**EXERCISE**
Arrange the records from the first line up to and including the line with "clock-icon [990,13,1006,29]" as a Markdown table with two columns, Row and Line. Number each line and omit any blank lines.

• • •

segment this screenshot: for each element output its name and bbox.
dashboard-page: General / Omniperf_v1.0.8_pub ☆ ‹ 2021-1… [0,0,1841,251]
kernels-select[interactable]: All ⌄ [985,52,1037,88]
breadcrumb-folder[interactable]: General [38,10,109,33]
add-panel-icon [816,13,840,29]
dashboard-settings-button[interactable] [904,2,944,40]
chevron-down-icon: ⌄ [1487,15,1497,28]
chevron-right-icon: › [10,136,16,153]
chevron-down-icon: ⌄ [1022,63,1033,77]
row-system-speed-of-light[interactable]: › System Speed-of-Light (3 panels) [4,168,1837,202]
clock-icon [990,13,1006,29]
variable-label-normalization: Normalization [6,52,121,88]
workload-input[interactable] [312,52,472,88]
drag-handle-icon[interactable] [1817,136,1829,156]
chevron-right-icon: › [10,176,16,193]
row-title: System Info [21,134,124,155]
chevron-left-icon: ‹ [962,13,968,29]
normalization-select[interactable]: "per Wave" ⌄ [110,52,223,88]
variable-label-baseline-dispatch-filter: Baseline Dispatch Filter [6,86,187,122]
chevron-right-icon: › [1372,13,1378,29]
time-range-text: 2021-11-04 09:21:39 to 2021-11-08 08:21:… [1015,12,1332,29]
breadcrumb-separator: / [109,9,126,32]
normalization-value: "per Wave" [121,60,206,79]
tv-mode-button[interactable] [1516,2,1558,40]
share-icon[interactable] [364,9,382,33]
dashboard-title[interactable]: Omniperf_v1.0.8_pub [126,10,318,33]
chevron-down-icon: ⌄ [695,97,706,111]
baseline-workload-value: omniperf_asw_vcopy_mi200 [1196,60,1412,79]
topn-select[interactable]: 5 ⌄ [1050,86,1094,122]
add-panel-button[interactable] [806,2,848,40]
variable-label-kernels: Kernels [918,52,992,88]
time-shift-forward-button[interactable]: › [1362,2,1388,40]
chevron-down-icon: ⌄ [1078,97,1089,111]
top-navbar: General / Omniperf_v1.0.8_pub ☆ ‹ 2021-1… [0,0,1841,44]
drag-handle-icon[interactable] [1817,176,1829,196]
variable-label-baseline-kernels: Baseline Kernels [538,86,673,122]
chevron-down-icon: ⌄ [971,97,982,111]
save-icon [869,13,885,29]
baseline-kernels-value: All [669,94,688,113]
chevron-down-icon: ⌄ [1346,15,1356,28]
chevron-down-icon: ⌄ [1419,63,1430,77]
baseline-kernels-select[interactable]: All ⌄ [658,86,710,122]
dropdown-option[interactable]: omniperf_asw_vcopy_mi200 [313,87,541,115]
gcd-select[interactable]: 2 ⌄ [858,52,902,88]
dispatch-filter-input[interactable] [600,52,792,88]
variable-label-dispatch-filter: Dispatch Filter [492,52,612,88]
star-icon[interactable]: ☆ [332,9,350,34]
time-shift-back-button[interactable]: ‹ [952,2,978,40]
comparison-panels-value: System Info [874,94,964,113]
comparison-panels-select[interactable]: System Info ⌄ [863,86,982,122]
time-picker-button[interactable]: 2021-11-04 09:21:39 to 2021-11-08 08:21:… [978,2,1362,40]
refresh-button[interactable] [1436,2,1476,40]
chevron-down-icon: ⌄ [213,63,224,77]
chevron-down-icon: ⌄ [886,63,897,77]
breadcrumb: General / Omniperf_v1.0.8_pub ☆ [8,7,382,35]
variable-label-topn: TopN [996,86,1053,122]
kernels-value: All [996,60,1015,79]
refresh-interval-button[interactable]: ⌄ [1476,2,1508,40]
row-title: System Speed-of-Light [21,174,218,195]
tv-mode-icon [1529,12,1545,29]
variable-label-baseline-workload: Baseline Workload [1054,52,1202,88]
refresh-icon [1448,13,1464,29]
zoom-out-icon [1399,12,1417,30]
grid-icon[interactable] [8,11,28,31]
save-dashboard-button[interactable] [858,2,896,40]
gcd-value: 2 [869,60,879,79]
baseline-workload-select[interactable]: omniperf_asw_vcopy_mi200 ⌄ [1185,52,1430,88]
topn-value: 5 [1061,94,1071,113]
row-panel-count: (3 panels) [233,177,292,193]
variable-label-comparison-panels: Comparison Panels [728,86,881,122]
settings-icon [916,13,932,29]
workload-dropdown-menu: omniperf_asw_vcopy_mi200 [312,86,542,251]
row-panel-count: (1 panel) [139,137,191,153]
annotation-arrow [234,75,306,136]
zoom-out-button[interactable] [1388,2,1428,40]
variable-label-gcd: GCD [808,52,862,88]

• • •

**SOLUTION FOR THIS EXERCISE**
| Row | Line |
|---|---|
| 1 | segment this screenshot: for each element output its name and bbox. |
| 2 | dashboard-page: General / Omniperf_v1.0.8_pub ☆ ‹ 2021-1… [0,0,1841,251] |
| 3 | kernels-select[interactable]: All ⌄ [985,52,1037,88] |
| 4 | breadcrumb-folder[interactable]: General [38,10,109,33] |
| 5 | add-panel-icon [816,13,840,29] |
| 6 | dashboard-settings-button[interactable] [904,2,944,40] |
| 7 | chevron-down-icon: ⌄ [1487,15,1497,28] |
| 8 | chevron-right-icon: › [10,136,16,153] |
| 9 | chevron-down-icon: ⌄ [1022,63,1033,77] |
| 10 | row-system-speed-of-light[interactable]: › System Speed-of-Light (3 panels) [4,168,1837,202] |
| 11 | clock-icon [990,13,1006,29] |